**EXERCISE DETAILS:**
Pick out every line in the data below that holds "позначають".

--- Begin INFORMATION SHOWN ---

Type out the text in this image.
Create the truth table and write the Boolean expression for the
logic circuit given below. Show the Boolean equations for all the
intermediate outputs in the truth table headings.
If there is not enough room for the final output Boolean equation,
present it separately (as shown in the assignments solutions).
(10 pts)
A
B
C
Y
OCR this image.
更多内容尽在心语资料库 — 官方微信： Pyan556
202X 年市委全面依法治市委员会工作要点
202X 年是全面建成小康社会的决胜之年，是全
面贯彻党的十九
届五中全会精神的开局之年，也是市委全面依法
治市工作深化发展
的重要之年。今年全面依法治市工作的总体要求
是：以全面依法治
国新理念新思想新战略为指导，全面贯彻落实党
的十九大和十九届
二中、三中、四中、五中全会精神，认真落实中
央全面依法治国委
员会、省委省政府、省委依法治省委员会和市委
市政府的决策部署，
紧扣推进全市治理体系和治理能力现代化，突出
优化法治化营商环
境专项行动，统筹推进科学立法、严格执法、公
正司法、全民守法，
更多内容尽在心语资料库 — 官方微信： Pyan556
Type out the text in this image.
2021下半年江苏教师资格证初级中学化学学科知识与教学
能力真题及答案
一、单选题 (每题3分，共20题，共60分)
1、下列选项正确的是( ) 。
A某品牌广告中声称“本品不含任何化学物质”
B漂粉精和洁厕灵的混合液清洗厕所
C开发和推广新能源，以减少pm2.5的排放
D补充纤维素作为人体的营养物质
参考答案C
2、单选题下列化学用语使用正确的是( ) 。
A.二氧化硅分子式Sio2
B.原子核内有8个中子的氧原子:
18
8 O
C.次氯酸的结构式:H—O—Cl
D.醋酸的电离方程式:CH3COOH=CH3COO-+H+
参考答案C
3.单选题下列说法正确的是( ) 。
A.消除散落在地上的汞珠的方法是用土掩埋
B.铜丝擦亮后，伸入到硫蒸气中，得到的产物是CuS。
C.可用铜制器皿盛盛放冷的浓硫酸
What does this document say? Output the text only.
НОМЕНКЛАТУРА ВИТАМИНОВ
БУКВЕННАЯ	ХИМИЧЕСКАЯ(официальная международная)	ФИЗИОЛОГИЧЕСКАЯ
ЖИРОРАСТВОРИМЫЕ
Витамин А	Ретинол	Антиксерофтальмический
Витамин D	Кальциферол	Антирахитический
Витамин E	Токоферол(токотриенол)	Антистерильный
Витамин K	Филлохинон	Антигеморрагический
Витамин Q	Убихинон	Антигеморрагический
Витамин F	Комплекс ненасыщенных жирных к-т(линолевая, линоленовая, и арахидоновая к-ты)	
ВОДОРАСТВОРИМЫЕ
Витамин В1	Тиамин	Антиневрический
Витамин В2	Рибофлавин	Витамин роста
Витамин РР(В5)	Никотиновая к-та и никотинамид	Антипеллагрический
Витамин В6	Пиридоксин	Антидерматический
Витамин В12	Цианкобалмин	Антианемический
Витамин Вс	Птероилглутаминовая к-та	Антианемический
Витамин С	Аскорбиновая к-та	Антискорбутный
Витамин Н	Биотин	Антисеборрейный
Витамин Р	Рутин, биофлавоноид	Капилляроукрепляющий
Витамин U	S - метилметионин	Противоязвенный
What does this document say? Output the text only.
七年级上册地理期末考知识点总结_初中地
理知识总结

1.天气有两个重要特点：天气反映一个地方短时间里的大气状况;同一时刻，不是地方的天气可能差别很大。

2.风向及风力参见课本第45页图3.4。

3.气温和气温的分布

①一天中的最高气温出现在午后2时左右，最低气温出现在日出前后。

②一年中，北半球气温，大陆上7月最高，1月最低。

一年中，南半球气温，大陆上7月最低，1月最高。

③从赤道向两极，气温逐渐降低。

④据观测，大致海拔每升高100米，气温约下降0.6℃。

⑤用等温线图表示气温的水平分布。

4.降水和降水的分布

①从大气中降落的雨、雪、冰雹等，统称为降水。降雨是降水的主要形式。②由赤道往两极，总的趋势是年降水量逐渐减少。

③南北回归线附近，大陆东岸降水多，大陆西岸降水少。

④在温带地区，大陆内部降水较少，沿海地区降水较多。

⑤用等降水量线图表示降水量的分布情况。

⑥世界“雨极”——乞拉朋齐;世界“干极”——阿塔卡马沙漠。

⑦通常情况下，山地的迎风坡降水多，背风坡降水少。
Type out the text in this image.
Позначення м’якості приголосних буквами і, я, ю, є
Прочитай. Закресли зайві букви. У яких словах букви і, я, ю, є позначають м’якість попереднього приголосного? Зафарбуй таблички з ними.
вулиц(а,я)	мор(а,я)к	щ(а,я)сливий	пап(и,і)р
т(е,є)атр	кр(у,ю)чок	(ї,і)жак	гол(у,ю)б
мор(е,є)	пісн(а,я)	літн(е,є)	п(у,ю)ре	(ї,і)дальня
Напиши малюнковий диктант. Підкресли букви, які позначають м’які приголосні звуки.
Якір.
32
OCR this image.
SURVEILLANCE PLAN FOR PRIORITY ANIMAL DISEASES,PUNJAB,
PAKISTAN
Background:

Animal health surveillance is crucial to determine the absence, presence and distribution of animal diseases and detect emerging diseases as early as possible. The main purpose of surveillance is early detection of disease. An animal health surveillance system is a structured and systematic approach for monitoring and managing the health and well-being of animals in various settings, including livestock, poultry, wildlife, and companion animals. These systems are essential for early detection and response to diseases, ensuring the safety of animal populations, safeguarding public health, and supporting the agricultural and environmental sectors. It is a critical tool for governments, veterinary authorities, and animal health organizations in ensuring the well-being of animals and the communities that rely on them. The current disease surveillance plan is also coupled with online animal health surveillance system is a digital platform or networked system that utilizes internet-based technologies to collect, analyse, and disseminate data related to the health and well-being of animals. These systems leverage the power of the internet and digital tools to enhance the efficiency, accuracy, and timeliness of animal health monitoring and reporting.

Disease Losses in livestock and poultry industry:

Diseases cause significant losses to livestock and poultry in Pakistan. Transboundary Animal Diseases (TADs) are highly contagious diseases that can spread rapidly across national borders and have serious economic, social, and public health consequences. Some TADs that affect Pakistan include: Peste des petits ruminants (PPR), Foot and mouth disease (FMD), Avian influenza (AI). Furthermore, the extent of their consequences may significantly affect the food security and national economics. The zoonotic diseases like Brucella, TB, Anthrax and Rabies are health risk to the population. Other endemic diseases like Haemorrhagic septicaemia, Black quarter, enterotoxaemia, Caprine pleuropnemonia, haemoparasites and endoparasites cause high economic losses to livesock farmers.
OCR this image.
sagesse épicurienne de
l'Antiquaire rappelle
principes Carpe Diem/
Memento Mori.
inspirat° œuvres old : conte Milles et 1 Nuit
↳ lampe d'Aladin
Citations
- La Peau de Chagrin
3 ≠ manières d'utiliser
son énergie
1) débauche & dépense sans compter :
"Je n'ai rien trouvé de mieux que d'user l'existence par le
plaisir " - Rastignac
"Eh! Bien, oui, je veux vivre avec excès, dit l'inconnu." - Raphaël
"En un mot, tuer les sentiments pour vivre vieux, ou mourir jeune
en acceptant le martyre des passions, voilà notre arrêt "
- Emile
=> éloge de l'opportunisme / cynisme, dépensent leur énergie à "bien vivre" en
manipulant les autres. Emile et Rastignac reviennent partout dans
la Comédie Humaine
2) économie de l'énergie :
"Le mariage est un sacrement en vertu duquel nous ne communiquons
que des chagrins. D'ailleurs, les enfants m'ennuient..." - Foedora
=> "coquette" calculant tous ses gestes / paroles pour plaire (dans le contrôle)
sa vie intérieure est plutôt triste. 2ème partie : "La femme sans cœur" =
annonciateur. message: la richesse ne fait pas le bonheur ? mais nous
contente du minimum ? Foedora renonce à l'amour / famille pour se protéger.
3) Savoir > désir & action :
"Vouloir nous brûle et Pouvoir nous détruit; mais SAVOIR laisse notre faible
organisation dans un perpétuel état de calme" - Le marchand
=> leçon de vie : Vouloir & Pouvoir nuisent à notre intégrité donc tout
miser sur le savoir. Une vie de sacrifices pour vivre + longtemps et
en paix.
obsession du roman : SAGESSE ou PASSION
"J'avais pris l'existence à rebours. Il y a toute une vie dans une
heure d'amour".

--- End INFORMATION SHOWN ---

**SOLVED EXERCISE:**
Прочитай. Закресли зайві букви. У яких словах букви і, я, ю, є позначають м’якість попереднього приголосного? Зафарбуй таблички з ними.
Напиши малюнковий диктант. Підкресли букви, які позначають м’які приголосні звуки.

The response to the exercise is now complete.